**Directions for this task**
Work out how many lines of the listing hold the string "points". Answer with that number alone.

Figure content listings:
## Start
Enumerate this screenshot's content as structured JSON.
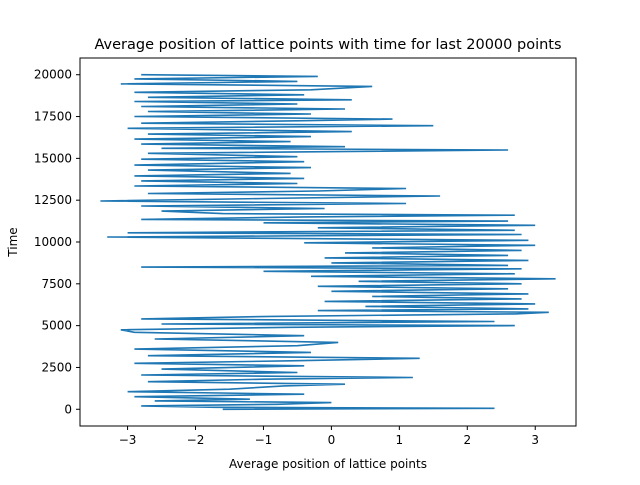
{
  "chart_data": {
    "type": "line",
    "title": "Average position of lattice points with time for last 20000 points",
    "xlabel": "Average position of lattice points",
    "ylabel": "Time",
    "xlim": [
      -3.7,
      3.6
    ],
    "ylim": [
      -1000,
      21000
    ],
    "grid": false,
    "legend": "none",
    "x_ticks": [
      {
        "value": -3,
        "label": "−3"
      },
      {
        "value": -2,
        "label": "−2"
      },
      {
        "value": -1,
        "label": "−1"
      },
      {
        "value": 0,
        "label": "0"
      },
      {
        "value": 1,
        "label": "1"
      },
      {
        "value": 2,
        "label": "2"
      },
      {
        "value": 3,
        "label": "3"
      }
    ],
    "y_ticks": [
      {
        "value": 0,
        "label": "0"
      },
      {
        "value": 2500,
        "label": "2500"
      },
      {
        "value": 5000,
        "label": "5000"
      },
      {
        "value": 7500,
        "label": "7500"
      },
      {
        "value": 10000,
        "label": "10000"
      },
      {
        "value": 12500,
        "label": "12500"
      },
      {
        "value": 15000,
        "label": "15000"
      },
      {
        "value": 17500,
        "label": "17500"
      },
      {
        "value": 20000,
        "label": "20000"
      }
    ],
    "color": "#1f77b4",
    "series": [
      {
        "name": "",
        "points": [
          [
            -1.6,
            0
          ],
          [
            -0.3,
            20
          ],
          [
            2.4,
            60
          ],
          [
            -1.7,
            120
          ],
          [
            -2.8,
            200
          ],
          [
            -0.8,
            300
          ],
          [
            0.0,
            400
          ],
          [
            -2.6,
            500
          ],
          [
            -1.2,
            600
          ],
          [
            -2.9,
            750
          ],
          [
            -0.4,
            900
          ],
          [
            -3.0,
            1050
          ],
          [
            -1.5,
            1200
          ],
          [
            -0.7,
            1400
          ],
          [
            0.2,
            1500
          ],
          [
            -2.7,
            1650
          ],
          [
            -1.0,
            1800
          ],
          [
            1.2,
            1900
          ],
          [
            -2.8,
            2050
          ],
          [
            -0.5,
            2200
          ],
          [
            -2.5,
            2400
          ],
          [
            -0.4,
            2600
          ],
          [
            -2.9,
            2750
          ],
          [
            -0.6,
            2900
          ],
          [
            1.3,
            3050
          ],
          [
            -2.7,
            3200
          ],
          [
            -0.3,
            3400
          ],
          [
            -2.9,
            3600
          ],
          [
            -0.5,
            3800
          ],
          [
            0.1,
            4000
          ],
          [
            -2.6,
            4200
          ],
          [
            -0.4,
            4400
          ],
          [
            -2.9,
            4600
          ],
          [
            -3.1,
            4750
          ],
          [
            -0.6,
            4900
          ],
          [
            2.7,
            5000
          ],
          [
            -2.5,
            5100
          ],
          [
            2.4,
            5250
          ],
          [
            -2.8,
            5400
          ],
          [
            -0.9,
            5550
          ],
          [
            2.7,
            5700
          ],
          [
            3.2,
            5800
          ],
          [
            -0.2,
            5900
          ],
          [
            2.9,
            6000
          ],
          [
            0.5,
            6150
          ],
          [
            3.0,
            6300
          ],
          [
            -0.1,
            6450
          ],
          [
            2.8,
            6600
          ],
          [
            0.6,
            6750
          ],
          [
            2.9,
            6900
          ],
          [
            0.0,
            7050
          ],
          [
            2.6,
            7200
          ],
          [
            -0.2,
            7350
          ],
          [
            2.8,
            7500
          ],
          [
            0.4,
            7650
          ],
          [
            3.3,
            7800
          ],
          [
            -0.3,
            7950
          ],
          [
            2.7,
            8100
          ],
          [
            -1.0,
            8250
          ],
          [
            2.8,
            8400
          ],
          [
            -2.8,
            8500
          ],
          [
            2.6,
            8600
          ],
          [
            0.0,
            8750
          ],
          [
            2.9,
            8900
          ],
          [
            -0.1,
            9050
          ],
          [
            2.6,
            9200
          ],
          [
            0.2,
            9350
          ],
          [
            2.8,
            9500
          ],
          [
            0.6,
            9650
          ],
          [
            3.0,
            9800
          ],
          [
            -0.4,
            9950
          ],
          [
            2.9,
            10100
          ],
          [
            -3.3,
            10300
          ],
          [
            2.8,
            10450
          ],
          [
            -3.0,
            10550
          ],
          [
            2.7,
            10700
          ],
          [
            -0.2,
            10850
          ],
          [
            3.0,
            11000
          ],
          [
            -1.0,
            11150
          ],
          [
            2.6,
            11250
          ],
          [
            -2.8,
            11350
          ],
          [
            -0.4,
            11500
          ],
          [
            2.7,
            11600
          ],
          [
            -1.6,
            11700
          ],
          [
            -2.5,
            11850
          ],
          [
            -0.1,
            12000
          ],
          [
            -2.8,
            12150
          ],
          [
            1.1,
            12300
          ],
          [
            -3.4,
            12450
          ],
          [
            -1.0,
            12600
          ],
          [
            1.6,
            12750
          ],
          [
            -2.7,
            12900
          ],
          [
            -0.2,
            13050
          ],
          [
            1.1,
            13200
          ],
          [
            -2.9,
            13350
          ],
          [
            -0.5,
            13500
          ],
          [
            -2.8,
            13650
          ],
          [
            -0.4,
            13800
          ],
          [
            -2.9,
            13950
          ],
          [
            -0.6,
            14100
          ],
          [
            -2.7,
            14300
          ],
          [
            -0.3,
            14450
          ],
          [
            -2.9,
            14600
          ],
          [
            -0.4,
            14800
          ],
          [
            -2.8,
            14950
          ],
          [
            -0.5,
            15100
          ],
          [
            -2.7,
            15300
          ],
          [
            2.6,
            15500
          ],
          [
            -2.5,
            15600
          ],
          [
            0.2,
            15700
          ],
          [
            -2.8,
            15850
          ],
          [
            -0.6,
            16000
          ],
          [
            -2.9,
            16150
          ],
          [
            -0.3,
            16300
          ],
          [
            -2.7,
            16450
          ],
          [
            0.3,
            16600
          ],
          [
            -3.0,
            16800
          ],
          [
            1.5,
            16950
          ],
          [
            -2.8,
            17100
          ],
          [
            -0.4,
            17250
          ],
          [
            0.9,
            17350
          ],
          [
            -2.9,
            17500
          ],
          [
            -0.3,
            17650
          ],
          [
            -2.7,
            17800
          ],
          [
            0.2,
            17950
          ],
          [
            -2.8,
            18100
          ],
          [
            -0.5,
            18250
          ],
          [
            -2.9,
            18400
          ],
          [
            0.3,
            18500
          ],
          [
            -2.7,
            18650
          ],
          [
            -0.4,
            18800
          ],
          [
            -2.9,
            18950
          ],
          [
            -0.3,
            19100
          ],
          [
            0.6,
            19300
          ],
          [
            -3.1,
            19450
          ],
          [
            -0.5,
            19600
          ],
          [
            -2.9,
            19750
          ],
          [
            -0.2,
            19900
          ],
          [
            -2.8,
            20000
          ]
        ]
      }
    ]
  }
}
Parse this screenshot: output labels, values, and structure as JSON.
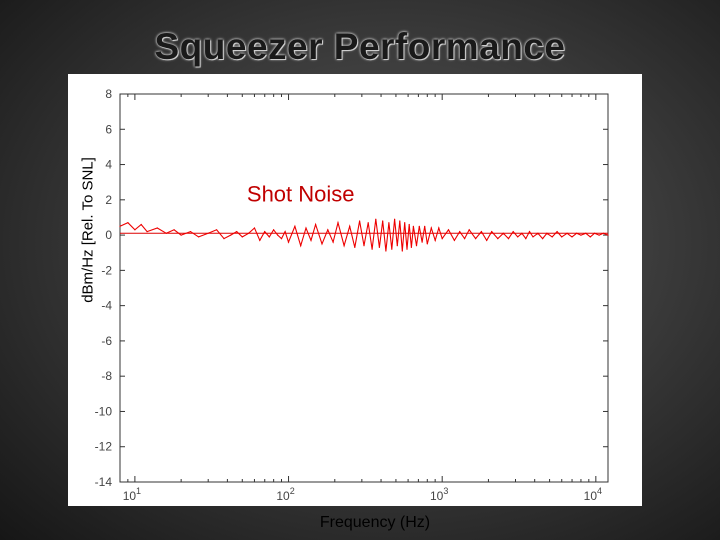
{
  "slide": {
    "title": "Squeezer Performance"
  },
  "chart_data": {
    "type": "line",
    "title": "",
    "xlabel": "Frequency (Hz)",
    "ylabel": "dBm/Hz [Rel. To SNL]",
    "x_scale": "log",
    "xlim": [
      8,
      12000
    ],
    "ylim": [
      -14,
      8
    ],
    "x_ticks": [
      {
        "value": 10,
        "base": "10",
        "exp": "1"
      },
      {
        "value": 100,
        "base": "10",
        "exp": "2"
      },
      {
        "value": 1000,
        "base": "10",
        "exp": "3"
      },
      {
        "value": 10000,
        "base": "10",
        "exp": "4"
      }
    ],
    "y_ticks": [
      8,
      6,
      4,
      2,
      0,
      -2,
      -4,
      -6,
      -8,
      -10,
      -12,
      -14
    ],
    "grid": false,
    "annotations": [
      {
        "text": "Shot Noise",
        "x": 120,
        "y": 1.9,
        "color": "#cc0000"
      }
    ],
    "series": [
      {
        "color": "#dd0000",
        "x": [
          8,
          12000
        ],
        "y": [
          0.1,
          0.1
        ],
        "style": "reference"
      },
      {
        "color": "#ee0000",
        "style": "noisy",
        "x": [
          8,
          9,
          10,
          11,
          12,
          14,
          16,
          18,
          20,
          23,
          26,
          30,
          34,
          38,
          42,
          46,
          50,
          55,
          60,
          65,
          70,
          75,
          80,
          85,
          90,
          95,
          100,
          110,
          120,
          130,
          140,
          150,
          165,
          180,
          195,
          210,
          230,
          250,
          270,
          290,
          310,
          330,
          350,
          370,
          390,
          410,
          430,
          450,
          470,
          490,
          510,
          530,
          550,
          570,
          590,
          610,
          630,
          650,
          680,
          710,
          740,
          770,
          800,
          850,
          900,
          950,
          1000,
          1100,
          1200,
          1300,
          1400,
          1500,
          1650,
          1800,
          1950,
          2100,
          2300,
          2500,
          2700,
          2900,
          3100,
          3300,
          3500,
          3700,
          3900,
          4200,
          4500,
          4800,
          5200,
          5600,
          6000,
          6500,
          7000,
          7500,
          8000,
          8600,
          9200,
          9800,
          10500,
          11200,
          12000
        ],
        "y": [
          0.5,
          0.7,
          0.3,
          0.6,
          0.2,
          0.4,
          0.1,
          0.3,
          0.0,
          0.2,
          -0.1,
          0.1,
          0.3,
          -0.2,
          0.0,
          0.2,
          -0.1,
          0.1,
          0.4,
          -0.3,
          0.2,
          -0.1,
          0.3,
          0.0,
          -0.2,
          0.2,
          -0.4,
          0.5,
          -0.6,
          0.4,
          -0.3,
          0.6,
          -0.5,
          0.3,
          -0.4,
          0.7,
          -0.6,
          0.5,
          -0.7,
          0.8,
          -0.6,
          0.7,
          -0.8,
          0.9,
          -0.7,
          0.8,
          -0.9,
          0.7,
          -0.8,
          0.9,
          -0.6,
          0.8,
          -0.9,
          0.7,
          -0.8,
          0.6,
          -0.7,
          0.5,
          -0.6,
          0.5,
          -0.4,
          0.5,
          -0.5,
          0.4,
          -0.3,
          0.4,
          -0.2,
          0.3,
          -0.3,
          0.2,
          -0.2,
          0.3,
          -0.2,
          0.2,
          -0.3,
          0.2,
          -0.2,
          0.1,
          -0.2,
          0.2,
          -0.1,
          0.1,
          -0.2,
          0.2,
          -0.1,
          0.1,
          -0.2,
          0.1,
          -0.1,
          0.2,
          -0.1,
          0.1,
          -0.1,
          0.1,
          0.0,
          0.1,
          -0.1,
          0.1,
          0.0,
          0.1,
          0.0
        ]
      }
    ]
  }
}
## End
**Response for this exercise**
3